Exercice
Citez intégralement le texte sur la banque ci-dessous, sans en changer un seul mot.

Document
______

Banque,
Dégage de nos vies [2]. On ne veut plus avoir affaire à toi. Parasite artificiel dénué de valeur, tu valorises pourtant, inlassablement. L’argent est ton sang. Comme lui tu n’as pas d’odeur. Tu n’as pas de face non plus. Ici ni classe, ni religion, ni race. Ce n’est pas l’humain que l’on vise, c’est la Machine. Machine infernale, tu interfères dans les rapports humains, les corromps à la racine et les indifférencies dans une concrétion immonde, ton fruit frelaté : le fric. Car une machine à fric est programmée pour faire du fric, stop et fin. Le vivant, l’amour, la justice, évidemment que tu t’en moques ! Et cependant tu les lorgnes, sans cesse, d’un œil rapace guidé par une rentabilité macabre.
Voilà des siècles que vous nous braquez
Mais bientôt vos milliards ne seront que centimes
Alors dès à présent songez ramassis d’empiffrés
À la casse
Cassez-vous bon sang
Cassez-vous avant qu’on vous casse
Il faut d’abord comprendre que fondamentalement, l’argent c’est de la dette. De la dette réifiée. Au départ, l’argent représente une créance [3], donc une dette ; et la monnaie, un instrument qui représente une créance universelle, donc une dette universelle. La dette est la matière première de l’industrie bancaire [4]. Normal, l’argent c’est du crédit — mieux : de la créance !
Un créancier et son débiteur dessinent une relation qui, selon la contingence et les modalités culturelles de l’espace-temps dans lequel on le situe, instaure un rapport de force particulier. Ce rapport exerce une influence sur l’ensemble de la structure sociale dans laquelle il fonctionne — et occupe donc une fonction. La magie du fric, c’est d’utiliser ce rapport social — la dette — pour se ré-engendrer sans cesse jusqu’à coloniser le monde en son entier. Et le génie de la Banque, de l’État, de l’Empire et du pouvoir en général, c’est de s’imposer comme intermédiaire à l’intérieur de ce rapport afin d’en préempter la confiance qui le fonde.

______

Extraits d'un jeu d'annotations de mise en page
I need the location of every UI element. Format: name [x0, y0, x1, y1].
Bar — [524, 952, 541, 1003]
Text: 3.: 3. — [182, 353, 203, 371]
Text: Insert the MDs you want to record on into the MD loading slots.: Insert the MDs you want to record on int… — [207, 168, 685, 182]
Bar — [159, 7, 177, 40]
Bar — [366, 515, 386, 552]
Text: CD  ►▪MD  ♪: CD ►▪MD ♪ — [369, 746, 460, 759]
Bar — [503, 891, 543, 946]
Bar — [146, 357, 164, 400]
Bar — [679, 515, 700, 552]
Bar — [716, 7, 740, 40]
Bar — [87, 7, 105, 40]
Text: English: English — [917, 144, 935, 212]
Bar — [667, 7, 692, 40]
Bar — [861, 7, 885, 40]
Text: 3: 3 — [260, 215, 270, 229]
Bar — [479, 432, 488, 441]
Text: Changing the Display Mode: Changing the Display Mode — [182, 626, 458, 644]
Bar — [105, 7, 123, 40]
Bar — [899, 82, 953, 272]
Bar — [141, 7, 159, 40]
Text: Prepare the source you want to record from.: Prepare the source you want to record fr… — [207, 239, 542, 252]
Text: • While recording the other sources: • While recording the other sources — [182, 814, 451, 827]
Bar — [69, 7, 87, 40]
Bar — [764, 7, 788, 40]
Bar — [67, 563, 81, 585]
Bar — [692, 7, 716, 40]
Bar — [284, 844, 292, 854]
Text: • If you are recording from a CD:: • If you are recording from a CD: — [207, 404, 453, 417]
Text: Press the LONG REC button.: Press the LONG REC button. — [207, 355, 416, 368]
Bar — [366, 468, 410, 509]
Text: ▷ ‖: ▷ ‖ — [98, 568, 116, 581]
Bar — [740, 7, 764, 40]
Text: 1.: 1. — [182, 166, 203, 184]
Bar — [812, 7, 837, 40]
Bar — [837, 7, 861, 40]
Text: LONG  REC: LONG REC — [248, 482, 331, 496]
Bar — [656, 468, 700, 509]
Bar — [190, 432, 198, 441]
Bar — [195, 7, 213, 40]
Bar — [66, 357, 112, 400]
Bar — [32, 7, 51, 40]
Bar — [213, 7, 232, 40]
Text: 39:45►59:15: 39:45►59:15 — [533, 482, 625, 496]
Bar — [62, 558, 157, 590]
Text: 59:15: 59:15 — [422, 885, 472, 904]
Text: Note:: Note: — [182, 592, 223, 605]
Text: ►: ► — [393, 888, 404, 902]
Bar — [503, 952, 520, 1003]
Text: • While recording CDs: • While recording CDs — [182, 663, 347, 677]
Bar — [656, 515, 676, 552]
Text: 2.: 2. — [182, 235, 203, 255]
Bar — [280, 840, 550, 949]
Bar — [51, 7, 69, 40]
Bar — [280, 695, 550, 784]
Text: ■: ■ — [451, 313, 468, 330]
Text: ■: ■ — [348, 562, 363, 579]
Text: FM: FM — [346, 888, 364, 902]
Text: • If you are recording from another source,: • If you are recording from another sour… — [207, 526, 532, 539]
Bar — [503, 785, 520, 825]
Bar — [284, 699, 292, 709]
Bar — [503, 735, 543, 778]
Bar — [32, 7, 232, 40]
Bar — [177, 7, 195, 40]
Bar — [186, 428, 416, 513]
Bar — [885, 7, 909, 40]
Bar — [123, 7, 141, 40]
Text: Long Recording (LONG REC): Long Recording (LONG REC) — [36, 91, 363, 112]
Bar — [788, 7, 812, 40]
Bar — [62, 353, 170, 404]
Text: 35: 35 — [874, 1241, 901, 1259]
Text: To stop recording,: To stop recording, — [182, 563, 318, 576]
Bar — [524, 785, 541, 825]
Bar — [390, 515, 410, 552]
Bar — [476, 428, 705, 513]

______

Corrigé
Banque,
Dégage de nos vies [2]. On ne veut plus avoir affaire à toi. Parasite artificiel dénué de valeur, tu valorises pourtant, inlassablement. L’argent est ton sang. Comme lui tu n’as pas d’odeur. Tu n’as pas de face non plus. Ici ni classe, ni religion, ni race. Ce n’est pas l’humain que l’on vise, c’est la Machine. Machine infernale, tu interfères dans les rapports humains, les corromps à la racine et les indifférencies dans une concrétion immonde, ton fruit frelaté : le fric. Car une machine à fric est programmée pour faire du fric, stop et fin. Le vivant, l’amour, la justice, évidemment que tu t’en moques ! Et cependant tu les lorgnes, sans cesse, d’un œil rapace guidé par une rentabilité macabre.
Voilà des siècles que vous nous braquez
Mais bientôt vos milliards ne seront que centimes
Alors dès à présent songez ramassis d’empiffrés
À la casse
Cassez-vous bon sang
Cassez-vous avant qu’on vous casse
Il faut d’abord comprendre que fondamentalement, l’argent c’est de la dette. De la dette réifiée. Au départ, l’argent représente une créance [3], donc une dette ; et la monnaie, un instrument qui représente une créance universelle, donc une dette universelle. La dette est la matière première de l’industrie bancaire [4]. Normal, l’argent c’est du crédit — mieux : de la créance !
Un créancier et son débiteur dessinent une relation qui, selon la contingence et les modalités culturelles de l’espace-temps dans lequel on le situe, instaure un rapport de force particulier. Ce rapport exerce une influence sur l’ensemble de la structure sociale dans laquelle il fonctionne — et occupe donc une fonction. La magie du fric, c’est d’utiliser ce rapport social — la dette — pour se ré-engendrer sans cesse jusqu’à coloniser le monde en son entier. Et le génie de la Banque, de l’État, de l’Empire et du pouvoir en général, c’est de s’imposer comme intermédiaire à l’intérieur de ce rapport afin d’en préempter la confiance qui le fonde.